(Collected data entries)
◆ ◆ ◆ ◆ ◆ ◆ ◆
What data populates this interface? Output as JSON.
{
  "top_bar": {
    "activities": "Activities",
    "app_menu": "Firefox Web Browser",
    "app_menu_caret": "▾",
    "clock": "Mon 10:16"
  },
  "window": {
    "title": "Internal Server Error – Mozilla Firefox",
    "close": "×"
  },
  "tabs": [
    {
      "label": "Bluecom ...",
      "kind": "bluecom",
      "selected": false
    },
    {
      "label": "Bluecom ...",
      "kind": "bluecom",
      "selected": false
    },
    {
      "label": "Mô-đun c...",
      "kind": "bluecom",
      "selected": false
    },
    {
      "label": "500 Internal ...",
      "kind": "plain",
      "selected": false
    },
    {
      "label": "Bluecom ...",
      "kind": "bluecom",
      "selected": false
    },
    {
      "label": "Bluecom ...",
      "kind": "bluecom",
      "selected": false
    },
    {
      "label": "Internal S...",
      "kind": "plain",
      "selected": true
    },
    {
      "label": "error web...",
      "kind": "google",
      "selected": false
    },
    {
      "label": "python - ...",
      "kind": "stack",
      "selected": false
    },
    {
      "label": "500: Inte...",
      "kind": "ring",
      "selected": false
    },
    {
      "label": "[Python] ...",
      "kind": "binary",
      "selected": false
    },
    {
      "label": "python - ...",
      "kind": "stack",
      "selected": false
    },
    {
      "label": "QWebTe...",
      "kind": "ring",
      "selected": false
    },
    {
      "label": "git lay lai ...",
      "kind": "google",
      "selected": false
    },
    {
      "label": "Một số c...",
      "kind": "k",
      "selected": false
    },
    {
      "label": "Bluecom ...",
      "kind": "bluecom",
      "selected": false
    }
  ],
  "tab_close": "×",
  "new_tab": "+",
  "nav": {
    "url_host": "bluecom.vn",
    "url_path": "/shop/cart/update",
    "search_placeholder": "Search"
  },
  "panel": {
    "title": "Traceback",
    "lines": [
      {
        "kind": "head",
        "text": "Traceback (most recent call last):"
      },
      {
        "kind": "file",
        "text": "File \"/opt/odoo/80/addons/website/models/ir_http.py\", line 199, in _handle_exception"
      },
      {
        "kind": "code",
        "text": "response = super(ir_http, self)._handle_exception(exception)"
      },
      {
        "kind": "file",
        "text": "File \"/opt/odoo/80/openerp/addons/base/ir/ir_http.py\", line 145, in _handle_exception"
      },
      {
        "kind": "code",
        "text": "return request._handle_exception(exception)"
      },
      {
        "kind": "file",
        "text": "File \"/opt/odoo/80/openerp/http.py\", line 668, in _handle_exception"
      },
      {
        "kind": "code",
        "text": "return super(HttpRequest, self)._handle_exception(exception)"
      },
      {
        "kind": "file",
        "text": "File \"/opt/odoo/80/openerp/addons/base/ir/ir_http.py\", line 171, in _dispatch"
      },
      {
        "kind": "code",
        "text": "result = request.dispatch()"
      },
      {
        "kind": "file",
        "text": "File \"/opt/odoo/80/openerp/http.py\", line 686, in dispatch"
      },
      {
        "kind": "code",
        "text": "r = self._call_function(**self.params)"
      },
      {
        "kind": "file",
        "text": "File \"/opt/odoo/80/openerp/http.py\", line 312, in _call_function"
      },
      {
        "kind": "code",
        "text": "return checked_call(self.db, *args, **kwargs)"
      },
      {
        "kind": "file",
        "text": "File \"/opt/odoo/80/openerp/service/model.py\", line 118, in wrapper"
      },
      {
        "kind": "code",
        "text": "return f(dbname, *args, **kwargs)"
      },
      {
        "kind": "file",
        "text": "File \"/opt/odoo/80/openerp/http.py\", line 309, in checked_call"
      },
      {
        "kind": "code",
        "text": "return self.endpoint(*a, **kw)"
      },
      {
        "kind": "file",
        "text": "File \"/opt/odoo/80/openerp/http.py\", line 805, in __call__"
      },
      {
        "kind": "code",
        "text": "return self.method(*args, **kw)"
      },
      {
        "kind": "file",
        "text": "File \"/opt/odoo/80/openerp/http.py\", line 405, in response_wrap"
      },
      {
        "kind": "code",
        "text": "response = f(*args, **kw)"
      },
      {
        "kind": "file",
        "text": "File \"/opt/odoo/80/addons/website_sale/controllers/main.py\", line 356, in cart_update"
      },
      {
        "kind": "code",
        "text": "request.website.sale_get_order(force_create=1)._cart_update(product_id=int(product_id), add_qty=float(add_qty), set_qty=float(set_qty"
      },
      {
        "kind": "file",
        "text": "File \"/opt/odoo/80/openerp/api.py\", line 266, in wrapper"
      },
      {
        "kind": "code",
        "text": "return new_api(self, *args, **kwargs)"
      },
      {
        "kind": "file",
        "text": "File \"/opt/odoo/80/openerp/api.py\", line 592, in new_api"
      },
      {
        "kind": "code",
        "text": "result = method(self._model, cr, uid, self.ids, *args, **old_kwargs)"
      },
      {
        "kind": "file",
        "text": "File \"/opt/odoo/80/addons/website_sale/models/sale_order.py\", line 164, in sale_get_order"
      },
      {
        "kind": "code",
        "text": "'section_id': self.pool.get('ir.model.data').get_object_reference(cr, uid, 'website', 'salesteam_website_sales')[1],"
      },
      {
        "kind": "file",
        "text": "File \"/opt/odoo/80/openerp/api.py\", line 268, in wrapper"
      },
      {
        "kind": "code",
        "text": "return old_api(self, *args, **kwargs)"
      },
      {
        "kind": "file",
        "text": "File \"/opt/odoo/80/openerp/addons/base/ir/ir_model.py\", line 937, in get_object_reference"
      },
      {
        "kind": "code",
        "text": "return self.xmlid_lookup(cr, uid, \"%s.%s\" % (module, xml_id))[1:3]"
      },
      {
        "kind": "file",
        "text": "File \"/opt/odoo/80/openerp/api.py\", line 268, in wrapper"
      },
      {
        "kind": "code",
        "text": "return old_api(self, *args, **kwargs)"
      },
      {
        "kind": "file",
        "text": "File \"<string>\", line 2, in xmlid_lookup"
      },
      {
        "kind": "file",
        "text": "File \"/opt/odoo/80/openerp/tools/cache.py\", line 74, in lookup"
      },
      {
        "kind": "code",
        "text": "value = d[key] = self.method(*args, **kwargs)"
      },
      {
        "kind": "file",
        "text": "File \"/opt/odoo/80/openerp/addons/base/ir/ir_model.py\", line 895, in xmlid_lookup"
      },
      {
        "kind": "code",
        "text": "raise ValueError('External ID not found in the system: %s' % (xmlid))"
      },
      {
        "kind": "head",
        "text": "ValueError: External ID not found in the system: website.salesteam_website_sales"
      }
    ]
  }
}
◆ ◆ ◆ ◆ ◆ ◆ ◆
[AIM OF THE TASK]
Repeat back the data above, exact to the last character.

[COMPLETE OUTPUT]
What data populates this interface? Output as JSON.
{
  "top_bar": {
    "activities": "Activities",
    "app_menu": "Firefox Web Browser",
    "app_menu_caret": "▾",
    "clock": "Mon 10:16"
  },
  "window": {
    "title": "Internal Server Error – Mozilla Firefox",
    "close": "×"
  },
  "tabs": [
    {
      "label": "Bluecom ...",
      "kind": "bluecom",
      "selected": false
    },
    {
      "label": "Bluecom ...",
      "kind": "bluecom",
      "selected": false
    },
    {
      "label": "Mô-đun c...",
      "kind": "bluecom",
      "selected": false
    },
    {
      "label": "500 Internal ...",
      "kind": "plain",
      "selected": false
    },
    {
      "label": "Bluecom ...",
      "kind": "bluecom",
      "selected": false
    },
    {
      "label": "Bluecom ...",
      "kind": "bluecom",
      "selected": false
    },
    {
      "label": "Internal S...",
      "kind": "plain",
      "selected": true
    },
    {
      "label": "error web...",
      "kind": "google",
      "selected": false
    },
    {
      "label": "python - ...",
      "kind": "stack",
      "selected": false
    },
    {
      "label": "500: Inte...",
      "kind": "ring",
      "selected": false
    },
    {
      "label": "[Python] ...",
      "kind": "binary",
      "selected": false
    },
    {
      "label": "python - ...",
      "kind": "stack",
      "selected": false
    },
    {
      "label": "QWebTe...",
      "kind": "ring",
      "selected": false
    },
    {
      "label": "git lay lai ...",
      "kind": "google",
      "selected": false
    },
    {
      "label": "Một số c...",
      "kind": "k",
      "selected": false
    },
    {
      "label": "Bluecom ...",
      "kind": "bluecom",
      "selected": false
    }
  ],
  "tab_close": "×",
  "new_tab": "+",
  "nav": {
    "url_host": "bluecom.vn",
    "url_path": "/shop/cart/update",
    "search_placeholder": "Search"
  },
  "panel": {
    "title": "Traceback",
    "lines": [
      {
        "kind": "head",
        "text": "Traceback (most recent call last):"
      },
      {
        "kind": "file",
        "text": "File \"/opt/odoo/80/addons/website/models/ir_http.py\", line 199, in _handle_exception"
      },
      {
        "kind": "code",
        "text": "response = super(ir_http, self)._handle_exception(exception)"
      },
      {
        "kind": "file",
        "text": "File \"/opt/odoo/80/openerp/addons/base/ir/ir_http.py\", line 145, in _handle_exception"
      },
      {
        "kind": "code",
        "text": "return request._handle_exception(exception)"
      },
      {
        "kind": "file",
        "text": "File \"/opt/odoo/80/openerp/http.py\", line 668, in _handle_exception"
      },
      {
        "kind": "code",
        "text": "return super(HttpRequest, self)._handle_exception(exception)"
      },
      {
        "kind": "file",
        "text": "File \"/opt/odoo/80/openerp/addons/base/ir/ir_http.py\", line 171, in _dispatch"
      },
      {
        "kind": "code",
        "text": "result = request.dispatch()"
      },
      {
        "kind": "file",
        "text": "File \"/opt/odoo/80/openerp/http.py\", line 686, in dispatch"
      },
      {
        "kind": "code",
        "text": "r = self._call_function(**self.params)"
      },
      {
        "kind": "file",
        "text": "File \"/opt/odoo/80/openerp/http.py\", line 312, in _call_function"
      },
      {
        "kind": "code",
        "text": "return checked_call(self.db, *args, **kwargs)"
      },
      {
        "kind": "file",
        "text": "File \"/opt/odoo/80/openerp/service/model.py\", line 118, in wrapper"
      },
      {
        "kind": "code",
        "text": "return f(dbname, *args, **kwargs)"
      },
      {
        "kind": "file",
        "text": "File \"/opt/odoo/80/openerp/http.py\", line 309, in checked_call"
      },
      {
        "kind": "code",
        "text": "return self.endpoint(*a, **kw)"
      },
      {
        "kind": "file",
        "text": "File \"/opt/odoo/80/openerp/http.py\", line 805, in __call__"
      },
      {
        "kind": "code",
        "text": "return self.method(*args, **kw)"
      },
      {
        "kind": "file",
        "text": "File \"/opt/odoo/80/openerp/http.py\", line 405, in response_wrap"
      },
      {
        "kind": "code",
        "text": "response = f(*args, **kw)"
      },
      {
        "kind": "file",
        "text": "File \"/opt/odoo/80/addons/website_sale/controllers/main.py\", line 356, in cart_update"
      },
      {
        "kind": "code",
        "text": "request.website.sale_get_order(force_create=1)._cart_update(product_id=int(product_id), add_qty=float(add_qty), set_qty=float(set_qty"
      },
      {
        "kind": "file",
        "text": "File \"/opt/odoo/80/openerp/api.py\", line 266, in wrapper"
      },
      {
        "kind": "code",
        "text": "return new_api(self, *args, **kwargs)"
      },
      {
        "kind": "file",
        "text": "File \"/opt/odoo/80/openerp/api.py\", line 592, in new_api"
      },
      {
        "kind": "code",
        "text": "result = method(self._model, cr, uid, self.ids, *args, **old_kwargs)"
      },
      {
        "kind": "file",
        "text": "File \"/opt/odoo/80/addons/website_sale/models/sale_order.py\", line 164, in sale_get_order"
      },
      {
        "kind": "code",
        "text": "'section_id': self.pool.get('ir.model.data').get_object_reference(cr, uid, 'website', 'salesteam_website_sales')[1],"
      },
      {
        "kind": "file",
        "text": "File \"/opt/odoo/80/openerp/api.py\", line 268, in wrapper"
      },
      {
        "kind": "code",
        "text": "return old_api(self, *args, **kwargs)"
      },
      {
        "kind": "file",
        "text": "File \"/opt/odoo/80/openerp/addons/base/ir/ir_model.py\", line 937, in get_object_reference"
      },
      {
        "kind": "code",
        "text": "return self.xmlid_lookup(cr, uid, \"%s.%s\" % (module, xml_id))[1:3]"
      },
      {
        "kind": "file",
        "text": "File \"/opt/odoo/80/openerp/api.py\", line 268, in wrapper"
      },
      {
        "kind": "code",
        "text": "return old_api(self, *args, **kwargs)"
      },
      {
        "kind": "file",
        "text": "File \"<string>\", line 2, in xmlid_lookup"
      },
      {
        "kind": "file",
        "text": "File \"/opt/odoo/80/openerp/tools/cache.py\", line 74, in lookup"
      },
      {
        "kind": "code",
        "text": "value = d[key] = self.method(*args, **kwargs)"
      },
      {
        "kind": "file",
        "text": "File \"/opt/odoo/80/openerp/addons/base/ir/ir_model.py\", line 895, in xmlid_lookup"
      },
      {
        "kind": "code",
        "text": "raise ValueError('External ID not found in the system: %s' % (xmlid))"
      },
      {
        "kind": "head",
        "text": "ValueError: External ID not found in the system: website.salesteam_website_sales"
      }
    ]
  }
}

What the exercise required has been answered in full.